[Begin PROVIDED MATERIAL]
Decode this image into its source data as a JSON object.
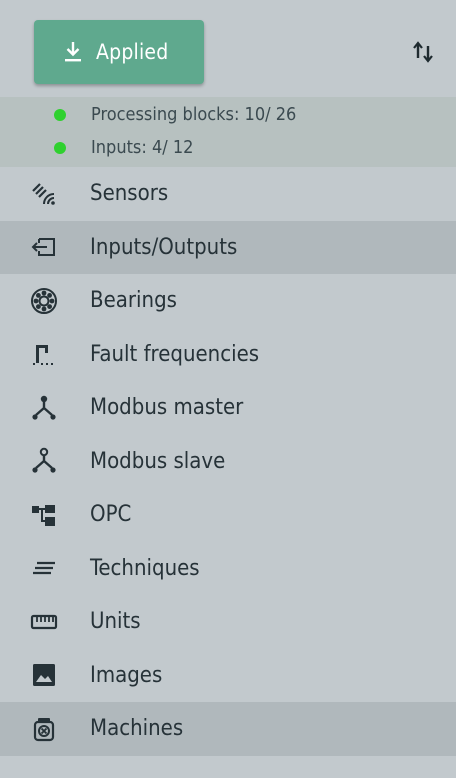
{
  "header": {
    "applied_label": "Applied"
  },
  "status": {
    "items": [
      {
        "label": "Processing blocks: 10/ 26",
        "color": "#2fd12f"
      },
      {
        "label": "Inputs: 4/ 12",
        "color": "#2fd12f"
      }
    ]
  },
  "nav": {
    "items": [
      {
        "label": "Sensors",
        "icon": "sensor-icon",
        "selected": false
      },
      {
        "label": "Inputs/Outputs",
        "icon": "input-output-icon",
        "selected": true
      },
      {
        "label": "Bearings",
        "icon": "bearing-icon",
        "selected": false
      },
      {
        "label": "Fault frequencies",
        "icon": "fault-frequency-icon",
        "selected": false
      },
      {
        "label": "Modbus master",
        "icon": "modbus-master-icon",
        "selected": false
      },
      {
        "label": "Modbus slave",
        "icon": "modbus-slave-icon",
        "selected": false
      },
      {
        "label": "OPC",
        "icon": "opc-icon",
        "selected": false
      },
      {
        "label": "Techniques",
        "icon": "techniques-icon",
        "selected": false
      },
      {
        "label": "Units",
        "icon": "ruler-icon",
        "selected": false
      },
      {
        "label": "Images",
        "icon": "image-icon",
        "selected": false
      },
      {
        "label": "Machines",
        "icon": "machine-icon",
        "selected": true
      }
    ]
  },
  "colors": {
    "accent": "#5fa98e",
    "background": "#c2c9cd",
    "status_background": "#b7c1c0",
    "selected_background": "#b0b8bc",
    "status_ok": "#2fd12f"
  }
}
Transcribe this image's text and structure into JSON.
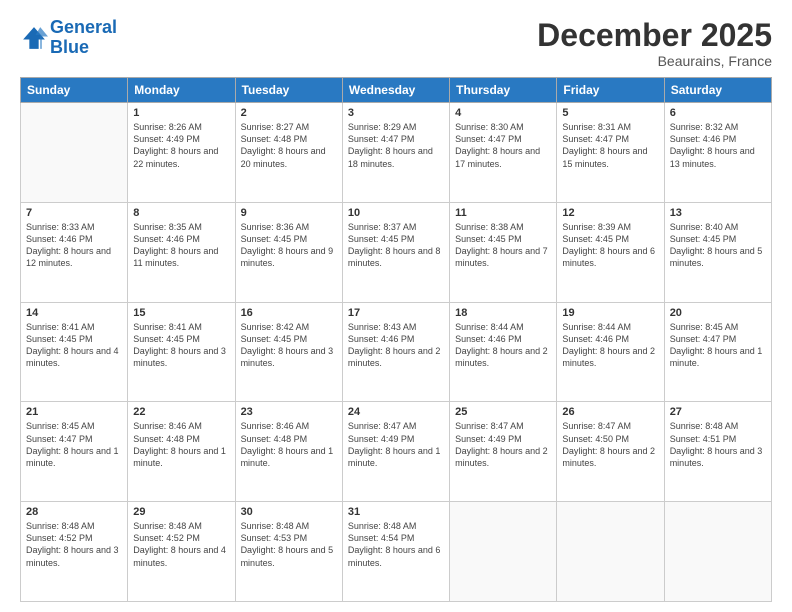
{
  "logo": {
    "line1": "General",
    "line2": "Blue"
  },
  "title": "December 2025",
  "location": "Beaurains, France",
  "header_days": [
    "Sunday",
    "Monday",
    "Tuesday",
    "Wednesday",
    "Thursday",
    "Friday",
    "Saturday"
  ],
  "weeks": [
    [
      {
        "day": "",
        "sunrise": "",
        "sunset": "",
        "daylight": ""
      },
      {
        "day": "1",
        "sunrise": "Sunrise: 8:26 AM",
        "sunset": "Sunset: 4:49 PM",
        "daylight": "Daylight: 8 hours and 22 minutes."
      },
      {
        "day": "2",
        "sunrise": "Sunrise: 8:27 AM",
        "sunset": "Sunset: 4:48 PM",
        "daylight": "Daylight: 8 hours and 20 minutes."
      },
      {
        "day": "3",
        "sunrise": "Sunrise: 8:29 AM",
        "sunset": "Sunset: 4:47 PM",
        "daylight": "Daylight: 8 hours and 18 minutes."
      },
      {
        "day": "4",
        "sunrise": "Sunrise: 8:30 AM",
        "sunset": "Sunset: 4:47 PM",
        "daylight": "Daylight: 8 hours and 17 minutes."
      },
      {
        "day": "5",
        "sunrise": "Sunrise: 8:31 AM",
        "sunset": "Sunset: 4:47 PM",
        "daylight": "Daylight: 8 hours and 15 minutes."
      },
      {
        "day": "6",
        "sunrise": "Sunrise: 8:32 AM",
        "sunset": "Sunset: 4:46 PM",
        "daylight": "Daylight: 8 hours and 13 minutes."
      }
    ],
    [
      {
        "day": "7",
        "sunrise": "Sunrise: 8:33 AM",
        "sunset": "Sunset: 4:46 PM",
        "daylight": "Daylight: 8 hours and 12 minutes."
      },
      {
        "day": "8",
        "sunrise": "Sunrise: 8:35 AM",
        "sunset": "Sunset: 4:46 PM",
        "daylight": "Daylight: 8 hours and 11 minutes."
      },
      {
        "day": "9",
        "sunrise": "Sunrise: 8:36 AM",
        "sunset": "Sunset: 4:45 PM",
        "daylight": "Daylight: 8 hours and 9 minutes."
      },
      {
        "day": "10",
        "sunrise": "Sunrise: 8:37 AM",
        "sunset": "Sunset: 4:45 PM",
        "daylight": "Daylight: 8 hours and 8 minutes."
      },
      {
        "day": "11",
        "sunrise": "Sunrise: 8:38 AM",
        "sunset": "Sunset: 4:45 PM",
        "daylight": "Daylight: 8 hours and 7 minutes."
      },
      {
        "day": "12",
        "sunrise": "Sunrise: 8:39 AM",
        "sunset": "Sunset: 4:45 PM",
        "daylight": "Daylight: 8 hours and 6 minutes."
      },
      {
        "day": "13",
        "sunrise": "Sunrise: 8:40 AM",
        "sunset": "Sunset: 4:45 PM",
        "daylight": "Daylight: 8 hours and 5 minutes."
      }
    ],
    [
      {
        "day": "14",
        "sunrise": "Sunrise: 8:41 AM",
        "sunset": "Sunset: 4:45 PM",
        "daylight": "Daylight: 8 hours and 4 minutes."
      },
      {
        "day": "15",
        "sunrise": "Sunrise: 8:41 AM",
        "sunset": "Sunset: 4:45 PM",
        "daylight": "Daylight: 8 hours and 3 minutes."
      },
      {
        "day": "16",
        "sunrise": "Sunrise: 8:42 AM",
        "sunset": "Sunset: 4:45 PM",
        "daylight": "Daylight: 8 hours and 3 minutes."
      },
      {
        "day": "17",
        "sunrise": "Sunrise: 8:43 AM",
        "sunset": "Sunset: 4:46 PM",
        "daylight": "Daylight: 8 hours and 2 minutes."
      },
      {
        "day": "18",
        "sunrise": "Sunrise: 8:44 AM",
        "sunset": "Sunset: 4:46 PM",
        "daylight": "Daylight: 8 hours and 2 minutes."
      },
      {
        "day": "19",
        "sunrise": "Sunrise: 8:44 AM",
        "sunset": "Sunset: 4:46 PM",
        "daylight": "Daylight: 8 hours and 2 minutes."
      },
      {
        "day": "20",
        "sunrise": "Sunrise: 8:45 AM",
        "sunset": "Sunset: 4:47 PM",
        "daylight": "Daylight: 8 hours and 1 minute."
      }
    ],
    [
      {
        "day": "21",
        "sunrise": "Sunrise: 8:45 AM",
        "sunset": "Sunset: 4:47 PM",
        "daylight": "Daylight: 8 hours and 1 minute."
      },
      {
        "day": "22",
        "sunrise": "Sunrise: 8:46 AM",
        "sunset": "Sunset: 4:48 PM",
        "daylight": "Daylight: 8 hours and 1 minute."
      },
      {
        "day": "23",
        "sunrise": "Sunrise: 8:46 AM",
        "sunset": "Sunset: 4:48 PM",
        "daylight": "Daylight: 8 hours and 1 minute."
      },
      {
        "day": "24",
        "sunrise": "Sunrise: 8:47 AM",
        "sunset": "Sunset: 4:49 PM",
        "daylight": "Daylight: 8 hours and 1 minute."
      },
      {
        "day": "25",
        "sunrise": "Sunrise: 8:47 AM",
        "sunset": "Sunset: 4:49 PM",
        "daylight": "Daylight: 8 hours and 2 minutes."
      },
      {
        "day": "26",
        "sunrise": "Sunrise: 8:47 AM",
        "sunset": "Sunset: 4:50 PM",
        "daylight": "Daylight: 8 hours and 2 minutes."
      },
      {
        "day": "27",
        "sunrise": "Sunrise: 8:48 AM",
        "sunset": "Sunset: 4:51 PM",
        "daylight": "Daylight: 8 hours and 3 minutes."
      }
    ],
    [
      {
        "day": "28",
        "sunrise": "Sunrise: 8:48 AM",
        "sunset": "Sunset: 4:52 PM",
        "daylight": "Daylight: 8 hours and 3 minutes."
      },
      {
        "day": "29",
        "sunrise": "Sunrise: 8:48 AM",
        "sunset": "Sunset: 4:52 PM",
        "daylight": "Daylight: 8 hours and 4 minutes."
      },
      {
        "day": "30",
        "sunrise": "Sunrise: 8:48 AM",
        "sunset": "Sunset: 4:53 PM",
        "daylight": "Daylight: 8 hours and 5 minutes."
      },
      {
        "day": "31",
        "sunrise": "Sunrise: 8:48 AM",
        "sunset": "Sunset: 4:54 PM",
        "daylight": "Daylight: 8 hours and 6 minutes."
      },
      {
        "day": "",
        "sunrise": "",
        "sunset": "",
        "daylight": ""
      },
      {
        "day": "",
        "sunrise": "",
        "sunset": "",
        "daylight": ""
      },
      {
        "day": "",
        "sunrise": "",
        "sunset": "",
        "daylight": ""
      }
    ]
  ]
}
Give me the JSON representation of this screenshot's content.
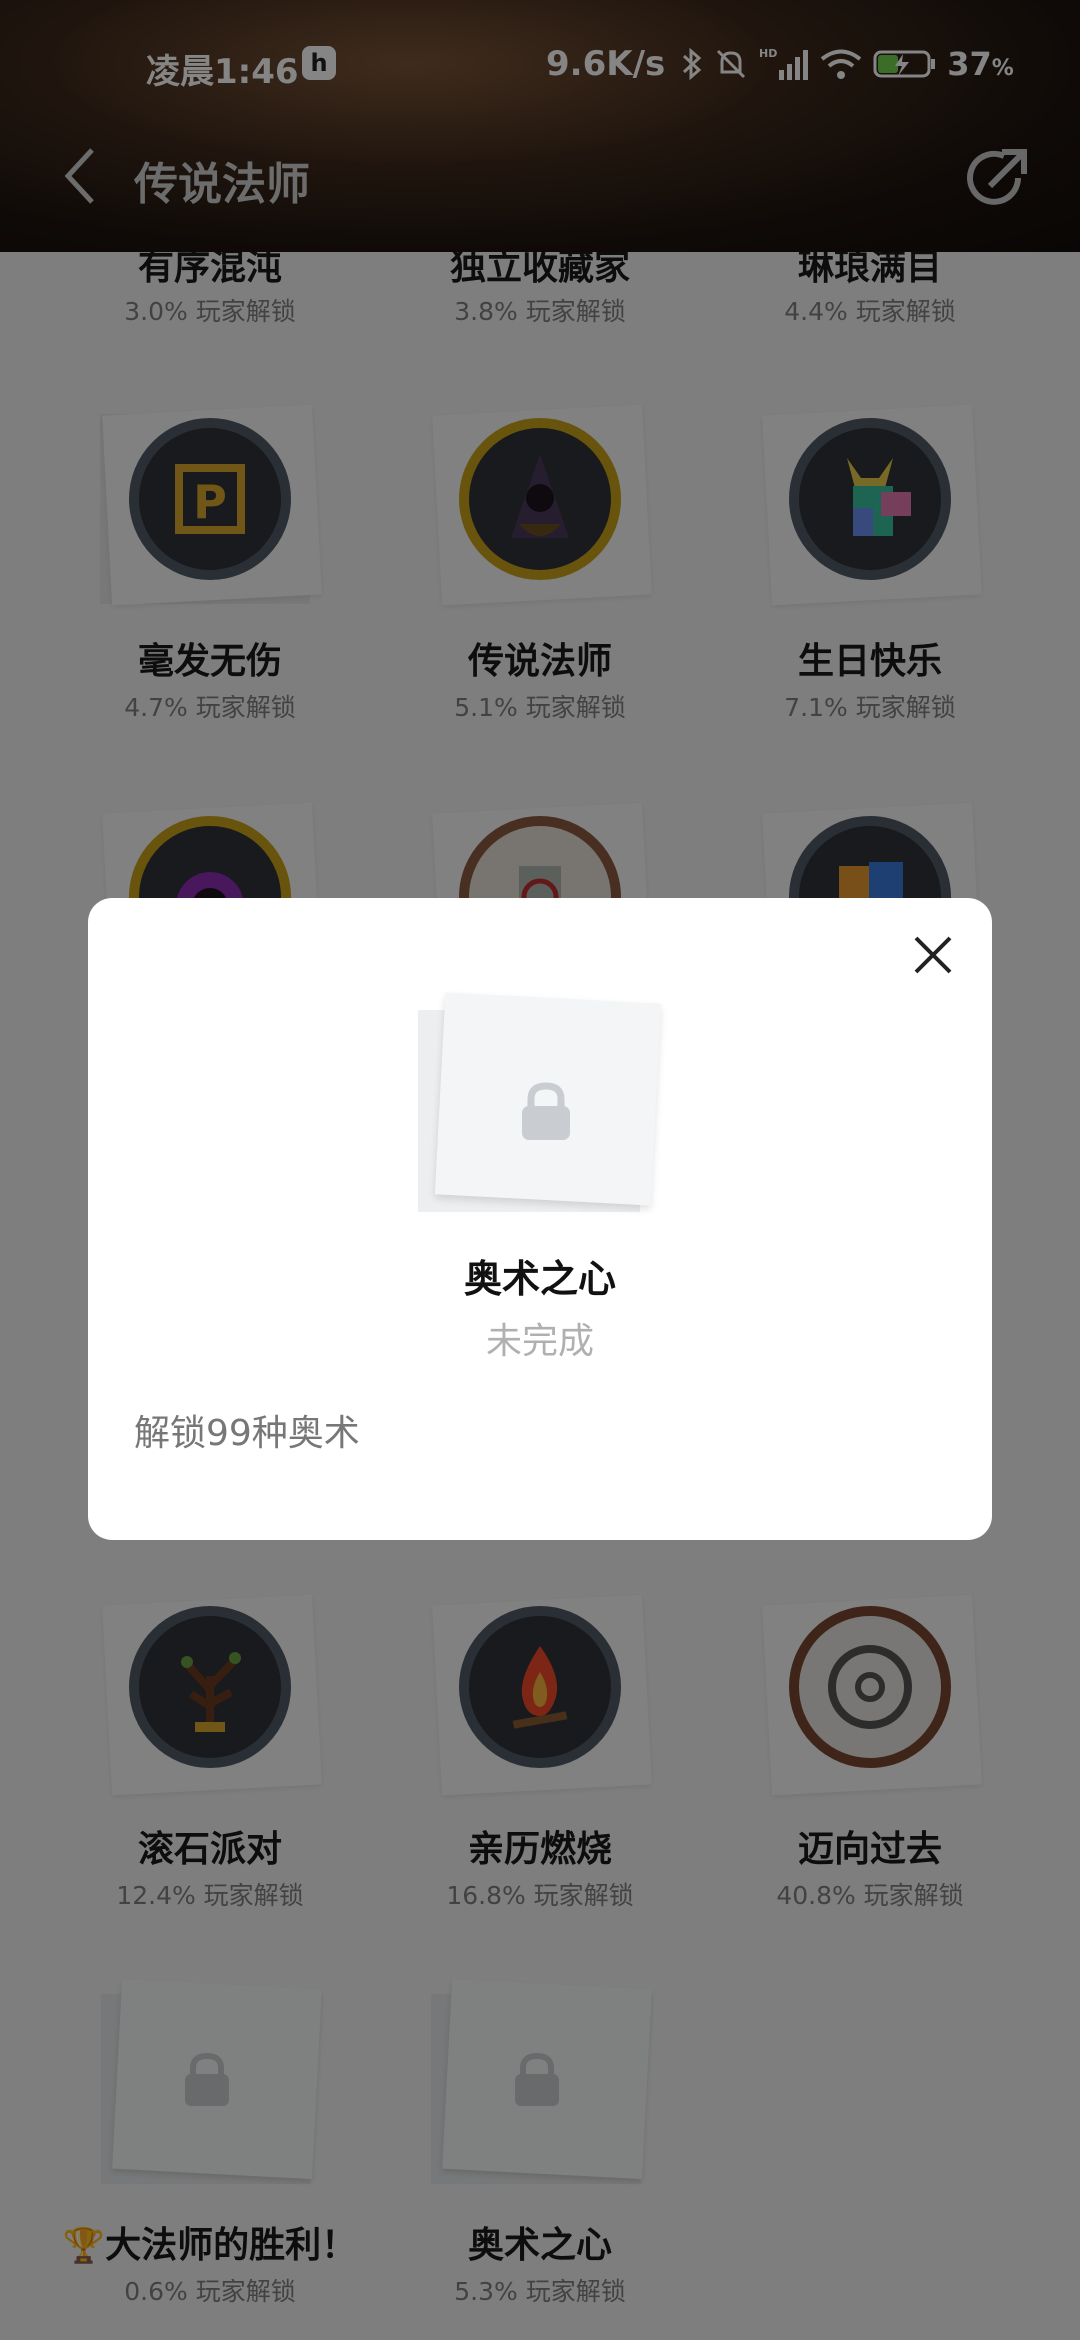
[End PROVIDED MATERIAL]
EXERCISE —
Show, from the listing above, each line that contains the word "Inputs".

RESULT FOR THIS EXERCISE —
        "label": "Inputs: 4/ 12",
        "label": "Inputs/Outputs",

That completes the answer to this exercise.